Aim -
Retype every entry in its entirety, without alteration.

(Collected data entries)
+===+

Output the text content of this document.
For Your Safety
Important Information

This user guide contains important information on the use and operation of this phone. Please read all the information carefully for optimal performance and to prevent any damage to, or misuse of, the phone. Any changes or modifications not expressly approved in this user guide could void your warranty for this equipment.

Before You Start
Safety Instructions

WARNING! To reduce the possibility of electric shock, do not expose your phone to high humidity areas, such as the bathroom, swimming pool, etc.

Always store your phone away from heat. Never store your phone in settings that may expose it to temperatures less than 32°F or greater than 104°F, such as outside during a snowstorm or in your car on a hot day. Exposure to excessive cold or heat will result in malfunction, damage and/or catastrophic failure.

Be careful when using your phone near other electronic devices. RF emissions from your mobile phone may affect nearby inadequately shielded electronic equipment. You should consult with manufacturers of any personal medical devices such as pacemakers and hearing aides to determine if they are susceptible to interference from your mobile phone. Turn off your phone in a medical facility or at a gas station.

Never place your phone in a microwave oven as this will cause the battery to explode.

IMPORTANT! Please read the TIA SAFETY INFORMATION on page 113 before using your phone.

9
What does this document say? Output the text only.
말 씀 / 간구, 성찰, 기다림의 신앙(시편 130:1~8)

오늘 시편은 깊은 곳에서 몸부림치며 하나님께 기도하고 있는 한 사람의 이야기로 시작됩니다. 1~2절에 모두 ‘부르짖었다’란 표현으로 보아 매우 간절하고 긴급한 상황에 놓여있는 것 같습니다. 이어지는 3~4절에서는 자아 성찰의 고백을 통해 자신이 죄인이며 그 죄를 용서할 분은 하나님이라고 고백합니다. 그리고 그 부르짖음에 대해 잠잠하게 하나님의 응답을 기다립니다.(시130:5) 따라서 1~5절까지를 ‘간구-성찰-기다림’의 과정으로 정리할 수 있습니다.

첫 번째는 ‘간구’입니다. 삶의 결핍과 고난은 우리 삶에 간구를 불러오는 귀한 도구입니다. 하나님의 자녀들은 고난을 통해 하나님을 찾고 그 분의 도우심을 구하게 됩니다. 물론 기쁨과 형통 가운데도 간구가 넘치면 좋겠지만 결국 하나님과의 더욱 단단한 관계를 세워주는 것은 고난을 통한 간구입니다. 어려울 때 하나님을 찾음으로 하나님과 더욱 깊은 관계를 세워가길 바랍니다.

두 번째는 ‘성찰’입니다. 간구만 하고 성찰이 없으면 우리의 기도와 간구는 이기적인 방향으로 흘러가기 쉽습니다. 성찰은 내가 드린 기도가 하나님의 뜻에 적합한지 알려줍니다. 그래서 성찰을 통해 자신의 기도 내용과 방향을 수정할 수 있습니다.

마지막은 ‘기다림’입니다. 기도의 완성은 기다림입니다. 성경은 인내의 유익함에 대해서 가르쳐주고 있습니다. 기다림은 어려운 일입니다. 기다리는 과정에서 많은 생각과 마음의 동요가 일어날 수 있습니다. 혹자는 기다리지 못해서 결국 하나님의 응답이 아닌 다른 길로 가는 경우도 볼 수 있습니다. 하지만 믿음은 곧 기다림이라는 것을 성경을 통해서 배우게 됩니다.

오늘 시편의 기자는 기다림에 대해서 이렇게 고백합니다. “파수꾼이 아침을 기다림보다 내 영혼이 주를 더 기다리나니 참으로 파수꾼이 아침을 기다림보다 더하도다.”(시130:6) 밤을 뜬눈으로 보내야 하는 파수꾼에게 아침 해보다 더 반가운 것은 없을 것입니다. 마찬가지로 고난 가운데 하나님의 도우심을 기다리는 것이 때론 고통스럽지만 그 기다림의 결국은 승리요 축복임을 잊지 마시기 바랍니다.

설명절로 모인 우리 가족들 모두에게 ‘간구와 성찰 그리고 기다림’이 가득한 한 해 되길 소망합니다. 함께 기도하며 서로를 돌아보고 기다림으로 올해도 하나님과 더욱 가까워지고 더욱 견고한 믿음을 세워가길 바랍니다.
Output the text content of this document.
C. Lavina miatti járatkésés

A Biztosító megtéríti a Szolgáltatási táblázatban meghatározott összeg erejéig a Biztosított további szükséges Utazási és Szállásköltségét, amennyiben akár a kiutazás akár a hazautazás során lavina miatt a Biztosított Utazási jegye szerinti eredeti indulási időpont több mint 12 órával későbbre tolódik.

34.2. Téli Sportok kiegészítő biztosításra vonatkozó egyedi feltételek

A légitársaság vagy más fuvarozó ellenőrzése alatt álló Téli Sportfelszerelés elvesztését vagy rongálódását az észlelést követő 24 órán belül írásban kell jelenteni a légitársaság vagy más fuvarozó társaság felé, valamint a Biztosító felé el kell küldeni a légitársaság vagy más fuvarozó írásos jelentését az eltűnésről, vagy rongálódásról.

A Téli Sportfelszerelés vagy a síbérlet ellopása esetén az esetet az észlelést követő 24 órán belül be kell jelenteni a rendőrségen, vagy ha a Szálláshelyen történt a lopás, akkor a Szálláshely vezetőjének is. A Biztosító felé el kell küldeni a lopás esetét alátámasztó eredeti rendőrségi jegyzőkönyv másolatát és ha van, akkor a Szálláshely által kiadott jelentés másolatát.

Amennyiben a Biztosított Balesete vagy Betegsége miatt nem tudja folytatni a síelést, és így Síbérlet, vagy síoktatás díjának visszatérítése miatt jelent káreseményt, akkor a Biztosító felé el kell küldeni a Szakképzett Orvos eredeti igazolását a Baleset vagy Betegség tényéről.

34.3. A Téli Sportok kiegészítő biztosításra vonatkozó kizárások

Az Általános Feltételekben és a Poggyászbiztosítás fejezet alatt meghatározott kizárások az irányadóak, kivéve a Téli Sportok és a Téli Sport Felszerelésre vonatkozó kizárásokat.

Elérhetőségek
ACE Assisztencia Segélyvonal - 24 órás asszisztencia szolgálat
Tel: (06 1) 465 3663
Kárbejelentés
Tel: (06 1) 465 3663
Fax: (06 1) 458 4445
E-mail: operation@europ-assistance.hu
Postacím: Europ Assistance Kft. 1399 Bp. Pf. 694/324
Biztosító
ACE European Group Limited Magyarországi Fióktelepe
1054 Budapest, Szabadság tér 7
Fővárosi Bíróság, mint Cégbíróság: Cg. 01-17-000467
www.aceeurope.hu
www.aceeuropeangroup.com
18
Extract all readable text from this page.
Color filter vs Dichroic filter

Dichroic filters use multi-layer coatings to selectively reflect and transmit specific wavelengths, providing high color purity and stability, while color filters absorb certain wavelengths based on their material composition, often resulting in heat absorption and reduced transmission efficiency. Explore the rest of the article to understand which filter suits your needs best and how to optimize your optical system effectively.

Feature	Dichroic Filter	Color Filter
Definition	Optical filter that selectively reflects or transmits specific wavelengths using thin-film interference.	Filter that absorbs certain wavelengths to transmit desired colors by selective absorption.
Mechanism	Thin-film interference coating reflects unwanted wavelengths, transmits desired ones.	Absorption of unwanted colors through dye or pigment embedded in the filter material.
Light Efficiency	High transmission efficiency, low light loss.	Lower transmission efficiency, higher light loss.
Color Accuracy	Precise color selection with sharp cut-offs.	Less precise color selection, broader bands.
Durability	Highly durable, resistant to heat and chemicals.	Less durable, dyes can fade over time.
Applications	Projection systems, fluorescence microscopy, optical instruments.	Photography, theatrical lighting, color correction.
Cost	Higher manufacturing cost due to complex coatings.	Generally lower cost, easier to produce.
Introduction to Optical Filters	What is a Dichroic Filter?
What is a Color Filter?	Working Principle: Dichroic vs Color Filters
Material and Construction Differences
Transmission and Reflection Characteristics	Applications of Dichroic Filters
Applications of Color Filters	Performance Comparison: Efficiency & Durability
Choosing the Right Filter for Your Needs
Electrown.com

+===+

The answer -
Output the text content of this document.
For Your Safety
Important Information

This user guide contains important information on the use and operation of this phone. Please read all the information carefully for optimal performance and to prevent any damage to, or misuse of, the phone. Any changes or modifications not expressly approved in this user guide could void your warranty for this equipment.

Before You Start
Safety Instructions

WARNING! To reduce the possibility of electric shock, do not expose your phone to high humidity areas, such as the bathroom, swimming pool, etc.

Always store your phone away from heat. Never store your phone in settings that may expose it to temperatures less than 32°F or greater than 104°F, such as outside during a snowstorm or in your car on a hot day. Exposure to excessive cold or heat will result in malfunction, damage and/or catastrophic failure.

Be careful when using your phone near other electronic devices. RF emissions from your mobile phone may affect nearby inadequately shielded electronic equipment. You should consult with manufacturers of any personal medical devices such as pacemakers and hearing aides to determine if they are susceptible to interference from your mobile phone. Turn off your phone in a medical facility or at a gas station.

Never place your phone in a microwave oven as this will cause the battery to explode.

IMPORTANT! Please read the TIA SAFETY INFORMATION on page 113 before using your phone.

9
What does this document say? Output the text only.
말 씀 / 간구, 성찰, 기다림의 신앙(시편 130:1~8)

오늘 시편은 깊은 곳에서 몸부림치며 하나님께 기도하고 있는 한 사람의 이야기로 시작됩니다. 1~2절에 모두 ‘부르짖었다’란 표현으로 보아 매우 간절하고 긴급한 상황에 놓여있는 것 같습니다. 이어지는 3~4절에서는 자아 성찰의 고백을 통해 자신이 죄인이며 그 죄를 용서할 분은 하나님이라고 고백합니다. 그리고 그 부르짖음에 대해 잠잠하게 하나님의 응답을 기다립니다.(시130:5) 따라서 1~5절까지를 ‘간구-성찰-기다림’의 과정으로 정리할 수 있습니다.

첫 번째는 ‘간구’입니다. 삶의 결핍과 고난은 우리 삶에 간구를 불러오는 귀한 도구입니다. 하나님의 자녀들은 고난을 통해 하나님을 찾고 그 분의 도우심을 구하게 됩니다. 물론 기쁨과 형통 가운데도 간구가 넘치면 좋겠지만 결국 하나님과의 더욱 단단한 관계를 세워주는 것은 고난을 통한 간구입니다. 어려울 때 하나님을 찾음으로 하나님과 더욱 깊은 관계를 세워가길 바랍니다.

두 번째는 ‘성찰’입니다. 간구만 하고 성찰이 없으면 우리의 기도와 간구는 이기적인 방향으로 흘러가기 쉽습니다. 성찰은 내가 드린 기도가 하나님의 뜻에 적합한지 알려줍니다. 그래서 성찰을 통해 자신의 기도 내용과 방향을 수정할 수 있습니다.

마지막은 ‘기다림’입니다. 기도의 완성은 기다림입니다. 성경은 인내의 유익함에 대해서 가르쳐주고 있습니다. 기다림은 어려운 일입니다. 기다리는 과정에서 많은 생각과 마음의 동요가 일어날 수 있습니다. 혹자는 기다리지 못해서 결국 하나님의 응답이 아닌 다른 길로 가는 경우도 볼 수 있습니다. 하지만 믿음은 곧 기다림이라는 것을 성경을 통해서 배우게 됩니다.

오늘 시편의 기자는 기다림에 대해서 이렇게 고백합니다. “파수꾼이 아침을 기다림보다 내 영혼이 주를 더 기다리나니 참으로 파수꾼이 아침을 기다림보다 더하도다.”(시130:6) 밤을 뜬눈으로 보내야 하는 파수꾼에게 아침 해보다 더 반가운 것은 없을 것입니다. 마찬가지로 고난 가운데 하나님의 도우심을 기다리는 것이 때론 고통스럽지만 그 기다림의 결국은 승리요 축복임을 잊지 마시기 바랍니다.

설명절로 모인 우리 가족들 모두에게 ‘간구와 성찰 그리고 기다림’이 가득한 한 해 되길 소망합니다. 함께 기도하며 서로를 돌아보고 기다림으로 올해도 하나님과 더욱 가까워지고 더욱 견고한 믿음을 세워가길 바랍니다.
Output the text content of this document.
C. Lavina miatti járatkésés

A Biztosító megtéríti a Szolgáltatási táblázatban meghatározott összeg erejéig a Biztosított további szükséges Utazási és Szállásköltségét, amennyiben akár a kiutazás akár a hazautazás során lavina miatt a Biztosított Utazási jegye szerinti eredeti indulási időpont több mint 12 órával későbbre tolódik.

34.2. Téli Sportok kiegészítő biztosításra vonatkozó egyedi feltételek

A légitársaság vagy más fuvarozó ellenőrzése alatt álló Téli Sportfelszerelés elvesztését vagy rongálódását az észlelést követő 24 órán belül írásban kell jelenteni a légitársaság vagy más fuvarozó társaság felé, valamint a Biztosító felé el kell küldeni a légitársaság vagy más fuvarozó írásos jelentését az eltűnésről, vagy rongálódásról.

A Téli Sportfelszerelés vagy a síbérlet ellopása esetén az esetet az észlelést követő 24 órán belül be kell jelenteni a rendőrségen, vagy ha a Szálláshelyen történt a lopás, akkor a Szálláshely vezetőjének is. A Biztosító felé el kell küldeni a lopás esetét alátámasztó eredeti rendőrségi jegyzőkönyv másolatát és ha van, akkor a Szálláshely által kiadott jelentés másolatát.

Amennyiben a Biztosított Balesete vagy Betegsége miatt nem tudja folytatni a síelést, és így Síbérlet, vagy síoktatás díjának visszatérítése miatt jelent káreseményt, akkor a Biztosító felé el kell küldeni a Szakképzett Orvos eredeti igazolását a Baleset vagy Betegség tényéről.

34.3. A Téli Sportok kiegészítő biztosításra vonatkozó kizárások

Az Általános Feltételekben és a Poggyászbiztosítás fejezet alatt meghatározott kizárások az irányadóak, kivéve a Téli Sportok és a Téli Sport Felszerelésre vonatkozó kizárásokat.

Elérhetőségek
ACE Assisztencia Segélyvonal - 24 órás asszisztencia szolgálat
Tel: (06 1) 465 3663
Kárbejelentés
Tel: (06 1) 465 3663
Fax: (06 1) 458 4445
E-mail: operation@europ-assistance.hu
Postacím: Europ Assistance Kft. 1399 Bp. Pf. 694/324
Biztosító
ACE European Group Limited Magyarországi Fióktelepe
1054 Budapest, Szabadság tér 7
Fővárosi Bíróság, mint Cégbíróság: Cg. 01-17-000467
www.aceeurope.hu
www.aceeuropeangroup.com
18
Extract all readable text from this page.
Color filter vs Dichroic filter

Dichroic filters use multi-layer coatings to selectively reflect and transmit specific wavelengths, providing high color purity and stability, while color filters absorb certain wavelengths based on their material composition, often resulting in heat absorption and reduced transmission efficiency. Explore the rest of the article to understand which filter suits your needs best and how to optimize your optical system effectively.

Feature	Dichroic Filter	Color Filter
Definition	Optical filter that selectively reflects or transmits specific wavelengths using thin-film interference.	Filter that absorbs certain wavelengths to transmit desired colors by selective absorption.
Mechanism	Thin-film interference coating reflects unwanted wavelengths, transmits desired ones.	Absorption of unwanted colors through dye or pigment embedded in the filter material.
Light Efficiency	High transmission efficiency, low light loss.	Lower transmission efficiency, higher light loss.
Color Accuracy	Precise color selection with sharp cut-offs.	Less precise color selection, broader bands.
Durability	Highly durable, resistant to heat and chemicals.	Less durable, dyes can fade over time.
Applications	Projection systems, fluorescence microscopy, optical instruments.	Photography, theatrical lighting, color correction.
Cost	Higher manufacturing cost due to complex coatings.	Generally lower cost, easier to produce.
Introduction to Optical Filters	What is a Dichroic Filter?
What is a Color Filter?	Working Principle: Dichroic vs Color Filters
Material and Construction Differences
Transmission and Reflection Characteristics	Applications of Dichroic Filters
Applications of Color Filters	Performance Comparison: Efficiency & Durability
Choosing the Right Filter for Your Needs
Electrown.com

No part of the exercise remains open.